Challenge: Leave out the pictures and reproduce all of the data exactly.

[Stored records]
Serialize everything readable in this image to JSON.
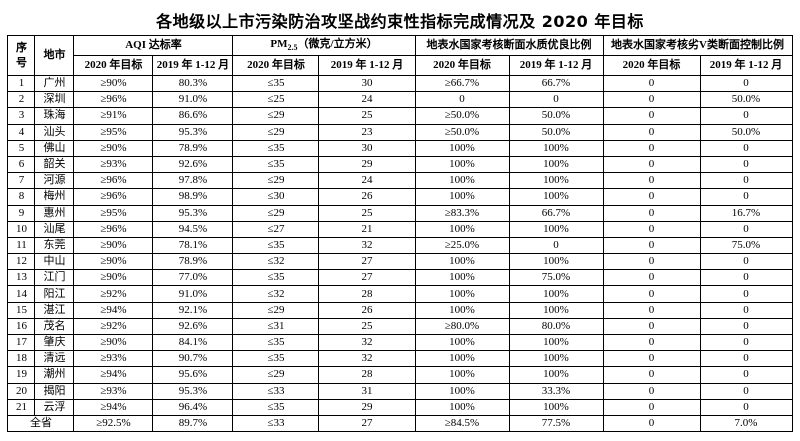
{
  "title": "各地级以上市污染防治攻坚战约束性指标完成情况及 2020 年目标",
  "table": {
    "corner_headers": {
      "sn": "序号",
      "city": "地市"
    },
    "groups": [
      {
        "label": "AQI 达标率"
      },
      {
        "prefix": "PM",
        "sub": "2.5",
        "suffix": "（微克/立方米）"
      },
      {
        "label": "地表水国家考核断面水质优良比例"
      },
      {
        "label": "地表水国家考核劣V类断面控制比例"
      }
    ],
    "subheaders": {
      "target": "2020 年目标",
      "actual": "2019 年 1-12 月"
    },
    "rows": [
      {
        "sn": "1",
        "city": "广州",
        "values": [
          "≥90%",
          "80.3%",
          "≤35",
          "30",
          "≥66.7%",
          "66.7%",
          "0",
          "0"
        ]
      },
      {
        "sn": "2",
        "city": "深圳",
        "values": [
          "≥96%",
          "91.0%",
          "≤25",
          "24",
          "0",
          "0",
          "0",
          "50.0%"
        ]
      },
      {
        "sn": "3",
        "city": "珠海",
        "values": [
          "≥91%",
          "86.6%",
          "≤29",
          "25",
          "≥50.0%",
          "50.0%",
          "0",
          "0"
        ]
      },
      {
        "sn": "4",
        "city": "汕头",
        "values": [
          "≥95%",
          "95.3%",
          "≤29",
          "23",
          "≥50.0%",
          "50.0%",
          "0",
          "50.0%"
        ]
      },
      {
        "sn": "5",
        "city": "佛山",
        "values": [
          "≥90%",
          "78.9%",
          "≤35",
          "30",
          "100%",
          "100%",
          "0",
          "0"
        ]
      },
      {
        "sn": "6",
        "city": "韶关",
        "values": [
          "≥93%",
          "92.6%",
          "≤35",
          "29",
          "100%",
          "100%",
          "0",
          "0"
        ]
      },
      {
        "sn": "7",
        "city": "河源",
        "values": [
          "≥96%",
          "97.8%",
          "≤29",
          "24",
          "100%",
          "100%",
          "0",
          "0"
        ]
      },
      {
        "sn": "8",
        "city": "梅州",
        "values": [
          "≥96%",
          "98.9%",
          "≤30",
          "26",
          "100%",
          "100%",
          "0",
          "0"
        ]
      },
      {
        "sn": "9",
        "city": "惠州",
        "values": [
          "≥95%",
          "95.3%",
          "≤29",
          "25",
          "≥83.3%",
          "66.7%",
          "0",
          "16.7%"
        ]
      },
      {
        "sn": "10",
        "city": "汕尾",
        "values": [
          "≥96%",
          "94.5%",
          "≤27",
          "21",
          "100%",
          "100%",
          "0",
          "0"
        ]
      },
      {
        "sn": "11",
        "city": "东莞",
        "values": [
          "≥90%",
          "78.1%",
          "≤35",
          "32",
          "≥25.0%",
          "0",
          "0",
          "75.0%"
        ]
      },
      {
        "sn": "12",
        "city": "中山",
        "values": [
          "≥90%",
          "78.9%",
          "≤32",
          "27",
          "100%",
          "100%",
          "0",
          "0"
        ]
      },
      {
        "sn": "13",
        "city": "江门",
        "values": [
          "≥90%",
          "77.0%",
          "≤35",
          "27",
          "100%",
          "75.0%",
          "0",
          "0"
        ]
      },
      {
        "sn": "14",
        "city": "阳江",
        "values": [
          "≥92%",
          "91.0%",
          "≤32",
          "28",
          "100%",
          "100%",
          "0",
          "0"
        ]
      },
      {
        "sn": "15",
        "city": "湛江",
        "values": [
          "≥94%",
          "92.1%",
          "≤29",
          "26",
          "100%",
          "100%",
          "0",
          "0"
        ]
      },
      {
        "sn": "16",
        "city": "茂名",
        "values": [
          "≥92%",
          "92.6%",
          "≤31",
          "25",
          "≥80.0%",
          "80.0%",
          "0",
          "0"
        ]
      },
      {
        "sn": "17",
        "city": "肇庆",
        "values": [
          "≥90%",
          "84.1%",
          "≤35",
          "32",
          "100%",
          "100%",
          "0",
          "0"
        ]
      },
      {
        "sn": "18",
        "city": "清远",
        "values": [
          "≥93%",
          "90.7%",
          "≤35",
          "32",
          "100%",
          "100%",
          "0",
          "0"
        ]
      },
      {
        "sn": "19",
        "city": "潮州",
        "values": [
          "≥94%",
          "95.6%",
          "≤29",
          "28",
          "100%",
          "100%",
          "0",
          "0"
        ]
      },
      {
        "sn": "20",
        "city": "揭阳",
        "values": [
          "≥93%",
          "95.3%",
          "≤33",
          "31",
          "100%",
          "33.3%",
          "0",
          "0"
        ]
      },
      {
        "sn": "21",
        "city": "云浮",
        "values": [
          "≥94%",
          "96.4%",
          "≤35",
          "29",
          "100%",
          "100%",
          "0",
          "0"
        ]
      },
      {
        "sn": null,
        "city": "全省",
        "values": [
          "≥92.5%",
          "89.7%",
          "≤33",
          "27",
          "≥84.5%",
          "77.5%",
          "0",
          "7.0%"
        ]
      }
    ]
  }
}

Task solution:
Serialize everything readable in this image to JSON.
{
  "title": "各地级以上市污染防治攻坚战约束性指标完成情况及 2020 年目标",
  "table": {
    "corner_headers": {
      "sn": "序号",
      "city": "地市"
    },
    "groups": [
      {
        "label": "AQI 达标率"
      },
      {
        "prefix": "PM",
        "sub": "2.5",
        "suffix": "（微克/立方米）"
      },
      {
        "label": "地表水国家考核断面水质优良比例"
      },
      {
        "label": "地表水国家考核劣V类断面控制比例"
      }
    ],
    "subheaders": {
      "target": "2020 年目标",
      "actual": "2019 年 1-12 月"
    },
    "rows": [
      {
        "sn": "1",
        "city": "广州",
        "values": [
          "≥90%",
          "80.3%",
          "≤35",
          "30",
          "≥66.7%",
          "66.7%",
          "0",
          "0"
        ]
      },
      {
        "sn": "2",
        "city": "深圳",
        "values": [
          "≥96%",
          "91.0%",
          "≤25",
          "24",
          "0",
          "0",
          "0",
          "50.0%"
        ]
      },
      {
        "sn": "3",
        "city": "珠海",
        "values": [
          "≥91%",
          "86.6%",
          "≤29",
          "25",
          "≥50.0%",
          "50.0%",
          "0",
          "0"
        ]
      },
      {
        "sn": "4",
        "city": "汕头",
        "values": [
          "≥95%",
          "95.3%",
          "≤29",
          "23",
          "≥50.0%",
          "50.0%",
          "0",
          "50.0%"
        ]
      },
      {
        "sn": "5",
        "city": "佛山",
        "values": [
          "≥90%",
          "78.9%",
          "≤35",
          "30",
          "100%",
          "100%",
          "0",
          "0"
        ]
      },
      {
        "sn": "6",
        "city": "韶关",
        "values": [
          "≥93%",
          "92.6%",
          "≤35",
          "29",
          "100%",
          "100%",
          "0",
          "0"
        ]
      },
      {
        "sn": "7",
        "city": "河源",
        "values": [
          "≥96%",
          "97.8%",
          "≤29",
          "24",
          "100%",
          "100%",
          "0",
          "0"
        ]
      },
      {
        "sn": "8",
        "city": "梅州",
        "values": [
          "≥96%",
          "98.9%",
          "≤30",
          "26",
          "100%",
          "100%",
          "0",
          "0"
        ]
      },
      {
        "sn": "9",
        "city": "惠州",
        "values": [
          "≥95%",
          "95.3%",
          "≤29",
          "25",
          "≥83.3%",
          "66.7%",
          "0",
          "16.7%"
        ]
      },
      {
        "sn": "10",
        "city": "汕尾",
        "values": [
          "≥96%",
          "94.5%",
          "≤27",
          "21",
          "100%",
          "100%",
          "0",
          "0"
        ]
      },
      {
        "sn": "11",
        "city": "东莞",
        "values": [
          "≥90%",
          "78.1%",
          "≤35",
          "32",
          "≥25.0%",
          "0",
          "0",
          "75.0%"
        ]
      },
      {
        "sn": "12",
        "city": "中山",
        "values": [
          "≥90%",
          "78.9%",
          "≤32",
          "27",
          "100%",
          "100%",
          "0",
          "0"
        ]
      },
      {
        "sn": "13",
        "city": "江门",
        "values": [
          "≥90%",
          "77.0%",
          "≤35",
          "27",
          "100%",
          "75.0%",
          "0",
          "0"
        ]
      },
      {
        "sn": "14",
        "city": "阳江",
        "values": [
          "≥92%",
          "91.0%",
          "≤32",
          "28",
          "100%",
          "100%",
          "0",
          "0"
        ]
      },
      {
        "sn": "15",
        "city": "湛江",
        "values": [
          "≥94%",
          "92.1%",
          "≤29",
          "26",
          "100%",
          "100%",
          "0",
          "0"
        ]
      },
      {
        "sn": "16",
        "city": "茂名",
        "values": [
          "≥92%",
          "92.6%",
          "≤31",
          "25",
          "≥80.0%",
          "80.0%",
          "0",
          "0"
        ]
      },
      {
        "sn": "17",
        "city": "肇庆",
        "values": [
          "≥90%",
          "84.1%",
          "≤35",
          "32",
          "100%",
          "100%",
          "0",
          "0"
        ]
      },
      {
        "sn": "18",
        "city": "清远",
        "values": [
          "≥93%",
          "90.7%",
          "≤35",
          "32",
          "100%",
          "100%",
          "0",
          "0"
        ]
      },
      {
        "sn": "19",
        "city": "潮州",
        "values": [
          "≥94%",
          "95.6%",
          "≤29",
          "28",
          "100%",
          "100%",
          "0",
          "0"
        ]
      },
      {
        "sn": "20",
        "city": "揭阳",
        "values": [
          "≥93%",
          "95.3%",
          "≤33",
          "31",
          "100%",
          "33.3%",
          "0",
          "0"
        ]
      },
      {
        "sn": "21",
        "city": "云浮",
        "values": [
          "≥94%",
          "96.4%",
          "≤35",
          "29",
          "100%",
          "100%",
          "0",
          "0"
        ]
      },
      {
        "sn": null,
        "city": "全省",
        "values": [
          "≥92.5%",
          "89.7%",
          "≤33",
          "27",
          "≥84.5%",
          "77.5%",
          "0",
          "7.0%"
        ]
      }
    ]
  }
}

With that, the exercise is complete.